**Stored records:**
============
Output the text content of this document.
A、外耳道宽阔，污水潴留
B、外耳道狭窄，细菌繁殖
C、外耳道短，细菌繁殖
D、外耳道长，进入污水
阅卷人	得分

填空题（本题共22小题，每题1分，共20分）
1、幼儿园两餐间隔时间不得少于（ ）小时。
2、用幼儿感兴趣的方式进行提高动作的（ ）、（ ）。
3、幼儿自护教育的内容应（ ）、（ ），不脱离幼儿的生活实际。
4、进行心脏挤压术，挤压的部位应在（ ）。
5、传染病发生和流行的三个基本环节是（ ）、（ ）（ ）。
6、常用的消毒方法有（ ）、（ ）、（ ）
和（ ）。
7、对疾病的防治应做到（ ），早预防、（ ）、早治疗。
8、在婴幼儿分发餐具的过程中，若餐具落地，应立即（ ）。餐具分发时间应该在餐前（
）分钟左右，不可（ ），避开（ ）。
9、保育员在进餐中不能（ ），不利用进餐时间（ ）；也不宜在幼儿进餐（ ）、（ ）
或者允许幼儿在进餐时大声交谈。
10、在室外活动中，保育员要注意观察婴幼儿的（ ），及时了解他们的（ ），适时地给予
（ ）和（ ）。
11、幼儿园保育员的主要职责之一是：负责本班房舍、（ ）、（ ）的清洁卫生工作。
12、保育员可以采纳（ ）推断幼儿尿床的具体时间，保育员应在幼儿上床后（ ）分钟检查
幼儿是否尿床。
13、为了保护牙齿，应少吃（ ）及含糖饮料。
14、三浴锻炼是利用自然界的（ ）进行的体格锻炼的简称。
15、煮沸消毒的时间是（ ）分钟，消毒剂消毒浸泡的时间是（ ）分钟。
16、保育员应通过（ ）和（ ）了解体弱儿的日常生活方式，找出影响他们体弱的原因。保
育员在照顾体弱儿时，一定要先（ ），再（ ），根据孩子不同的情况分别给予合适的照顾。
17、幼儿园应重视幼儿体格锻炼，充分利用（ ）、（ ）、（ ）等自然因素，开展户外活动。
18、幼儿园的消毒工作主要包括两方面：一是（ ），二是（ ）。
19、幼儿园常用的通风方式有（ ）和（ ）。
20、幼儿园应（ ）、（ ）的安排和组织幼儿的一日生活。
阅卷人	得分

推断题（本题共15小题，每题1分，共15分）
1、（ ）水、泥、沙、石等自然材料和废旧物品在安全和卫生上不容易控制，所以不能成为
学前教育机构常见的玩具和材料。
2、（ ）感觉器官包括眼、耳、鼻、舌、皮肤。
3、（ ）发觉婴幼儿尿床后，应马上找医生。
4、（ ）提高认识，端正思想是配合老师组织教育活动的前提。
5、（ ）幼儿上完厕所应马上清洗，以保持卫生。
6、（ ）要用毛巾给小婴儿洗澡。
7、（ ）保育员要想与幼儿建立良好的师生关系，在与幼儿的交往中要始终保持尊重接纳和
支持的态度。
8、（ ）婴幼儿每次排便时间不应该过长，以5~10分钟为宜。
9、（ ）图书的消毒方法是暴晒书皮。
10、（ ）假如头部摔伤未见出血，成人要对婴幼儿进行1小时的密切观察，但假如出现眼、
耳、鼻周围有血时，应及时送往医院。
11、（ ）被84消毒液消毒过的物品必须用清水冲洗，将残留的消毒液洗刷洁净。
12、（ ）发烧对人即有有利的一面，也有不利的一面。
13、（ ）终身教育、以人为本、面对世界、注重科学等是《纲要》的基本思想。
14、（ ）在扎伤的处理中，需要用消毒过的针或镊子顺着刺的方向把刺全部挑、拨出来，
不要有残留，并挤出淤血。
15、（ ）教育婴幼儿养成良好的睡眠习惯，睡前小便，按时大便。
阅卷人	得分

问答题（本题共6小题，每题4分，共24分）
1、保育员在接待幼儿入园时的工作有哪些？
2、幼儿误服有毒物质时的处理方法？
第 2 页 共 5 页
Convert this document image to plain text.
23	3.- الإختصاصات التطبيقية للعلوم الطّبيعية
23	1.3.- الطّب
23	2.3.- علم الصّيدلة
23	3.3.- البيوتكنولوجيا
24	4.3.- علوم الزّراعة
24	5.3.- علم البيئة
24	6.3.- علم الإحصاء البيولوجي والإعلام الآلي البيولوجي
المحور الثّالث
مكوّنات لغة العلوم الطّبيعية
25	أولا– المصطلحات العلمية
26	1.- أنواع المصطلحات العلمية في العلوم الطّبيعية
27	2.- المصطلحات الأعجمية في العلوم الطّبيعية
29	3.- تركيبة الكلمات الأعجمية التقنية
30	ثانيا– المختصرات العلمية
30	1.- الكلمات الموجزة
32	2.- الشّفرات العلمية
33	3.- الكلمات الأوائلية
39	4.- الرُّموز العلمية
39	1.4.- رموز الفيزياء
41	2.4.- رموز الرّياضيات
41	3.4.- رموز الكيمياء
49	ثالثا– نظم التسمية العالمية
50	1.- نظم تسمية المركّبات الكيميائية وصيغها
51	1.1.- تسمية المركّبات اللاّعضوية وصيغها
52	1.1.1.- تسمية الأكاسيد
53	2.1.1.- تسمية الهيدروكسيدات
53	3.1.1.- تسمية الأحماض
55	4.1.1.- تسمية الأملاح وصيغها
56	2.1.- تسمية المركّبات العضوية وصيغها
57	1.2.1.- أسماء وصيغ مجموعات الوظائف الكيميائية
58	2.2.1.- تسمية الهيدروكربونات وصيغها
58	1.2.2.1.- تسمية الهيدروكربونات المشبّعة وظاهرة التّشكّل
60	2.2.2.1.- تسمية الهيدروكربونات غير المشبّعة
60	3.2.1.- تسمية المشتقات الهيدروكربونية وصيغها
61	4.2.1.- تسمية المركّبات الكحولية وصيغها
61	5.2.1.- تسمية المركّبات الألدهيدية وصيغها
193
============
**Exercise description:** Using the material above, extract the line that contains "Convert this document image to plain text." and every line after it, exactly as given; stop at the last line.

**Solved problem:**
Convert this document image to plain text.
23	3.- الإختصاصات التطبيقية للعلوم الطّبيعية
23	1.3.- الطّب
23	2.3.- علم الصّيدلة
23	3.3.- البيوتكنولوجيا
24	4.3.- علوم الزّراعة
24	5.3.- علم البيئة
24	6.3.- علم الإحصاء البيولوجي والإعلام الآلي البيولوجي
المحور الثّالث
مكوّنات لغة العلوم الطّبيعية
25	أولا– المصطلحات العلمية
26	1.- أنواع المصطلحات العلمية في العلوم الطّبيعية
27	2.- المصطلحات الأعجمية في العلوم الطّبيعية
29	3.- تركيبة الكلمات الأعجمية التقنية
30	ثانيا– المختصرات العلمية
30	1.- الكلمات الموجزة
32	2.- الشّفرات العلمية
33	3.- الكلمات الأوائلية
39	4.- الرُّموز العلمية
39	1.4.- رموز الفيزياء
41	2.4.- رموز الرّياضيات
41	3.4.- رموز الكيمياء
49	ثالثا– نظم التسمية العالمية
50	1.- نظم تسمية المركّبات الكيميائية وصيغها
51	1.1.- تسمية المركّبات اللاّعضوية وصيغها
52	1.1.1.- تسمية الأكاسيد
53	2.1.1.- تسمية الهيدروكسيدات
53	3.1.1.- تسمية الأحماض
55	4.1.1.- تسمية الأملاح وصيغها
56	2.1.- تسمية المركّبات العضوية وصيغها
57	1.2.1.- أسماء وصيغ مجموعات الوظائف الكيميائية
58	2.2.1.- تسمية الهيدروكربونات وصيغها
58	1.2.2.1.- تسمية الهيدروكربونات المشبّعة وظاهرة التّشكّل
60	2.2.2.1.- تسمية الهيدروكربونات غير المشبّعة
60	3.2.1.- تسمية المشتقات الهيدروكربونية وصيغها
61	4.2.1.- تسمية المركّبات الكحولية وصيغها
61	5.2.1.- تسمية المركّبات الألدهيدية وصيغها
193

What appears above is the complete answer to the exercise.